- **PROBLEM STATEMENT**:
Filter the data for lines with the word "color", then copy every line so identified.

(Dataset records on visual material)
--- Start ---

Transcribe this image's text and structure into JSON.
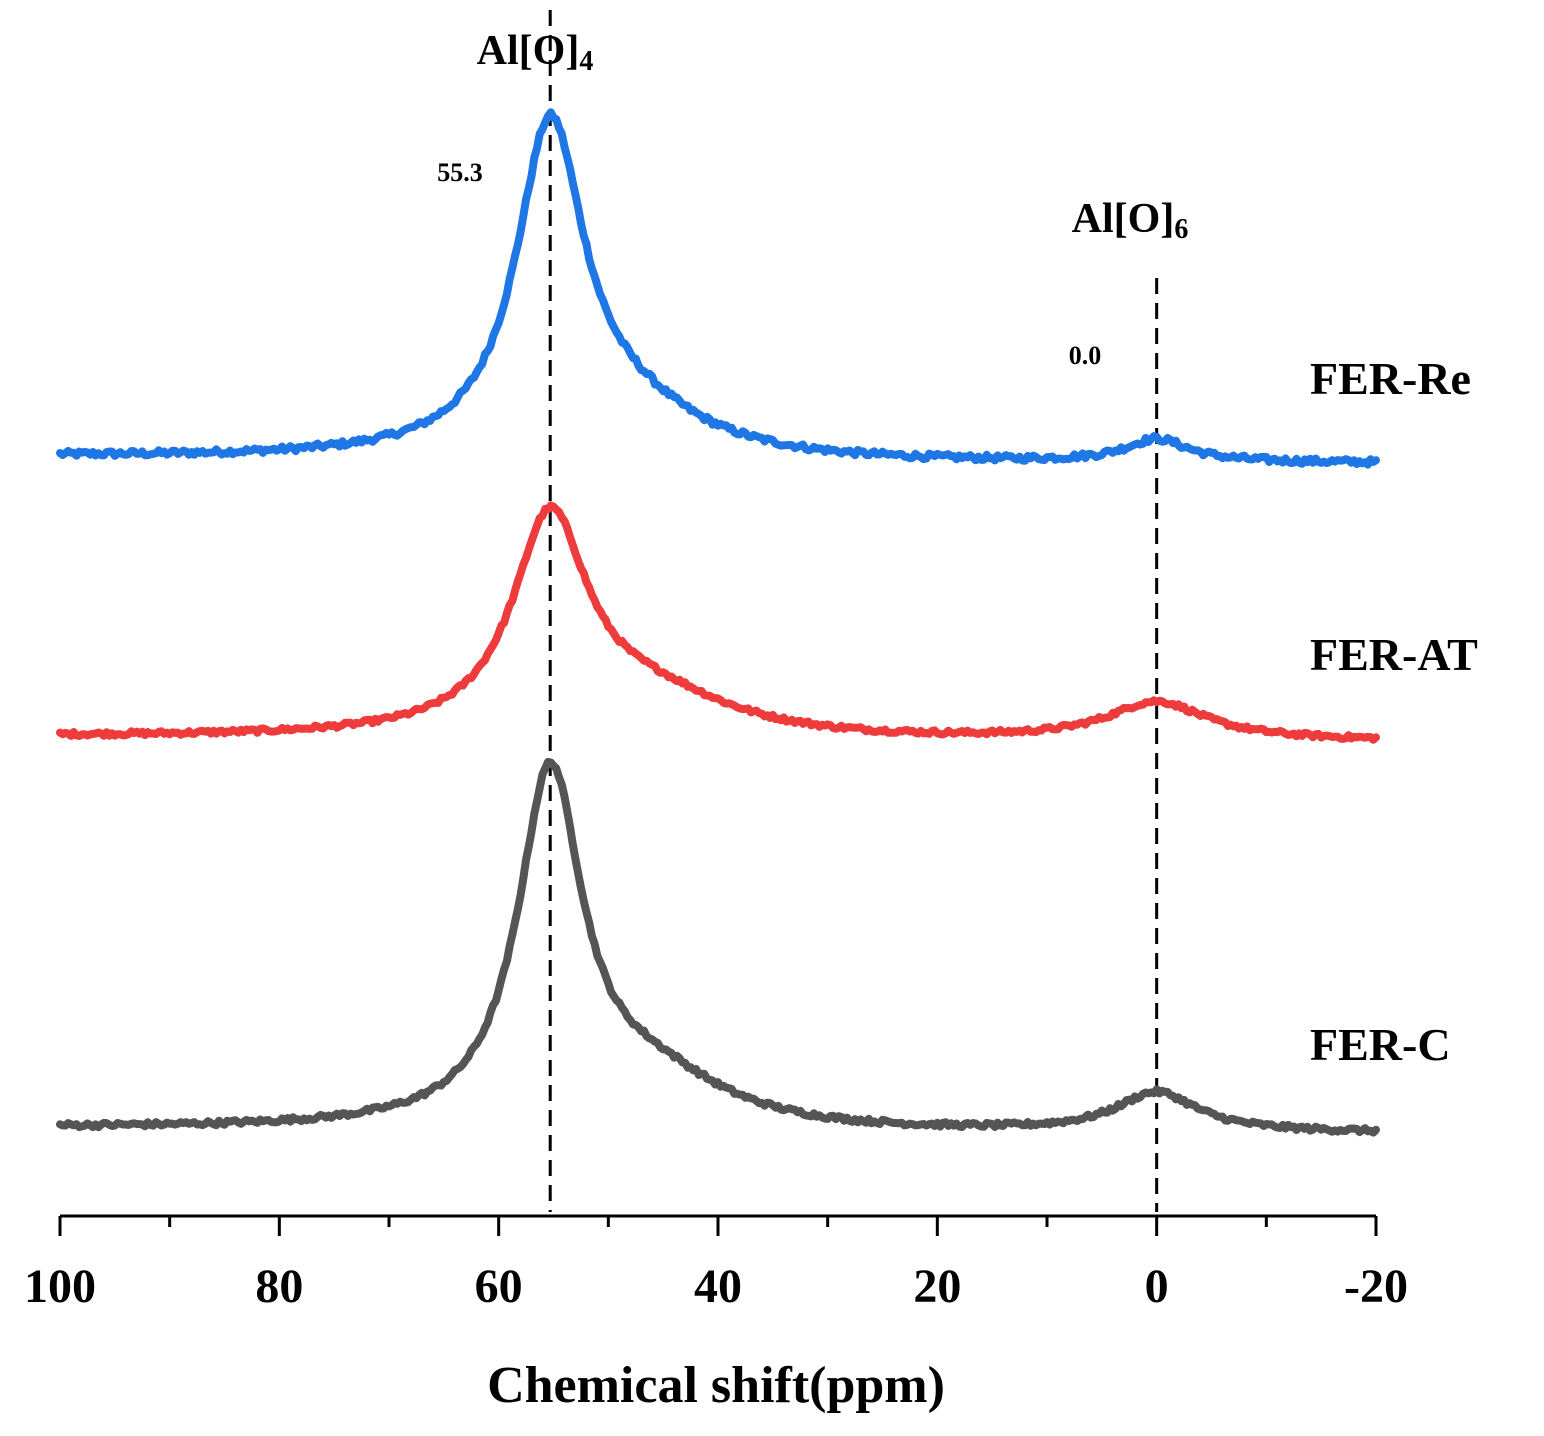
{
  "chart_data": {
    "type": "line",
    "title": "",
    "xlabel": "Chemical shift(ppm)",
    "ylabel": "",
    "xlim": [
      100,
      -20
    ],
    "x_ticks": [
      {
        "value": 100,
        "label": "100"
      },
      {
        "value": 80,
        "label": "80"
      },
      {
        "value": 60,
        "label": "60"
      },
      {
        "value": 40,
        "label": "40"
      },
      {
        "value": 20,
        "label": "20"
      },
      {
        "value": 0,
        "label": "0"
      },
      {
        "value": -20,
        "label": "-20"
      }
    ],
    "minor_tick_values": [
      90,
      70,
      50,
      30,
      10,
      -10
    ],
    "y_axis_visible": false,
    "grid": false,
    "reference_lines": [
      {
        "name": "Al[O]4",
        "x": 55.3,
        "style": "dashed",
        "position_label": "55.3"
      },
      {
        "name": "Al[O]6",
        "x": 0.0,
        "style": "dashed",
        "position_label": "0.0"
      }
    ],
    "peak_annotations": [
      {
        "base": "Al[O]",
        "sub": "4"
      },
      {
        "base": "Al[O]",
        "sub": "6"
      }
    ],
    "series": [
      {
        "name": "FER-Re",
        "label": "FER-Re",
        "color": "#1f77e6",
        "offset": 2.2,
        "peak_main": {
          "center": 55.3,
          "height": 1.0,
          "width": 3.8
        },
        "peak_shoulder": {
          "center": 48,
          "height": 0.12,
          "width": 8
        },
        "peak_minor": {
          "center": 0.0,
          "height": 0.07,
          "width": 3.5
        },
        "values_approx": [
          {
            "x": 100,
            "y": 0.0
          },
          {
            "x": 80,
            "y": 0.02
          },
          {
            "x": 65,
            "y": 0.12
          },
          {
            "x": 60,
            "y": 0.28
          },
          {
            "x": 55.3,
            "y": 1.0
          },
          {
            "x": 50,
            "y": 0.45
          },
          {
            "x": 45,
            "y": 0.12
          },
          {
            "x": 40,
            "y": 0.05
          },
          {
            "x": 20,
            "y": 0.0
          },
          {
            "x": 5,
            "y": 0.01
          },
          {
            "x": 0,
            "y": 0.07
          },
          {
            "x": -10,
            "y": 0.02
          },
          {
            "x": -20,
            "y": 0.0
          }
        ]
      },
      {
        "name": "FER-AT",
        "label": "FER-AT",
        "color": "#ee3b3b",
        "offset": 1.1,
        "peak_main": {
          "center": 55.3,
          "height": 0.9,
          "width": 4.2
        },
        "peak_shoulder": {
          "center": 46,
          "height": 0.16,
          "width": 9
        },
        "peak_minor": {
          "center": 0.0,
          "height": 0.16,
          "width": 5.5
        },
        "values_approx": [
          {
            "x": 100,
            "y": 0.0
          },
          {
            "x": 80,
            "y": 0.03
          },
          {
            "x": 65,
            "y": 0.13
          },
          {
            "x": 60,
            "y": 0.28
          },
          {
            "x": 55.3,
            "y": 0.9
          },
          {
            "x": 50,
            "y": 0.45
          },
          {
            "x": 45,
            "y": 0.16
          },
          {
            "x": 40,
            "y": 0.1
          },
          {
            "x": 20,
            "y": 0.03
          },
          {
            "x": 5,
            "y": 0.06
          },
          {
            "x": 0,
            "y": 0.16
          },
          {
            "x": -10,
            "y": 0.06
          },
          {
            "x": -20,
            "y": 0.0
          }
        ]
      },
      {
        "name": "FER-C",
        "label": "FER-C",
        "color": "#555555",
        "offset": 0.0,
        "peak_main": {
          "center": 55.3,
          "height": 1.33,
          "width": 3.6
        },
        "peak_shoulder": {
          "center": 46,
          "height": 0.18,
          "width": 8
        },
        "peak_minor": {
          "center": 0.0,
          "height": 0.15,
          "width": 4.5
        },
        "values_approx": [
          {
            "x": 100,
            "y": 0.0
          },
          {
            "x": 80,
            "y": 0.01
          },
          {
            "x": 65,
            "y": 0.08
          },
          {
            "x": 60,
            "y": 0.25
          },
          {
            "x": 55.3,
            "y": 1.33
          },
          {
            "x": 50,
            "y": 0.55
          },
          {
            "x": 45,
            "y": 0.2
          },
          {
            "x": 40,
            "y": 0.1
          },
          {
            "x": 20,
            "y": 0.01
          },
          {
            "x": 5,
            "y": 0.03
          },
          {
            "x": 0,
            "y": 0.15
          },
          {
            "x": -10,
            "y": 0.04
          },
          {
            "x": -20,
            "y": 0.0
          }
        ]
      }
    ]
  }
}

--- End ---

- **FULL SOLUTION**:
        "color": "#1f77e6",
        "color": "#ee3b3b",
        "color": "#555555",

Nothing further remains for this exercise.